#### GIVEN PROBLEM:
Copy out each line of the data that holds the word "title".

#### DATA TO PROCESS:
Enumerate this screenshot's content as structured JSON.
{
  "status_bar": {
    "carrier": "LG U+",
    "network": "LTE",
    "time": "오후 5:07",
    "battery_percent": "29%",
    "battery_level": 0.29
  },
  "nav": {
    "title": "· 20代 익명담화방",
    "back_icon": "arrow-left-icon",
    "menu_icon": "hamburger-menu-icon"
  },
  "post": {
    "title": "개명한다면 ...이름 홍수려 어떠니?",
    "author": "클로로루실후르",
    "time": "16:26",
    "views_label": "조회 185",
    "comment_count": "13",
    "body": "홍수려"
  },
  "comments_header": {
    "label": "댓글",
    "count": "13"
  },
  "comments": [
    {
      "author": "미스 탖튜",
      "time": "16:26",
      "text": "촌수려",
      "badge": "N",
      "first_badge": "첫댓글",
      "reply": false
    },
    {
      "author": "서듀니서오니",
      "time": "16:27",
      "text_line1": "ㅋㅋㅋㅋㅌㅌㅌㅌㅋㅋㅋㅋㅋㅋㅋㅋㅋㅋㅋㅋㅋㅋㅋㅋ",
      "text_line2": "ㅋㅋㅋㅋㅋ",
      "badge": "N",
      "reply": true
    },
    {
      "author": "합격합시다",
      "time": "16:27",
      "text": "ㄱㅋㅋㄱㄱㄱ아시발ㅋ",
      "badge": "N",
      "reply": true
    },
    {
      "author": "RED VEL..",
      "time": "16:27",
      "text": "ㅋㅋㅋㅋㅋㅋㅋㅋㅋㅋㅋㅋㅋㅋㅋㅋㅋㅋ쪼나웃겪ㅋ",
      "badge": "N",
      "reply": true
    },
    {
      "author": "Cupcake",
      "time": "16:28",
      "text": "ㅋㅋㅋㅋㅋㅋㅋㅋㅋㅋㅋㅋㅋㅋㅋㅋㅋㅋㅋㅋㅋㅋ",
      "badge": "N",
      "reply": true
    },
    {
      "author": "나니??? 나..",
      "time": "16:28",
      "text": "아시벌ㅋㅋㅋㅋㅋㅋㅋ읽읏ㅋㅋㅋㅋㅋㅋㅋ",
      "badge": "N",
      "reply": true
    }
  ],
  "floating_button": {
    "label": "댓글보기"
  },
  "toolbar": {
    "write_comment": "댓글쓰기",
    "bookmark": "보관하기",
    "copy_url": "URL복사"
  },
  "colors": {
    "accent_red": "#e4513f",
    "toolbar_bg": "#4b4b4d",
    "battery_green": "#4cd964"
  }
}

#### WRITTEN RESPONSE:
    "title": "· 20代 익명담화방",
    "title": "개명한다면 ...이름 홍수려 어떠니?",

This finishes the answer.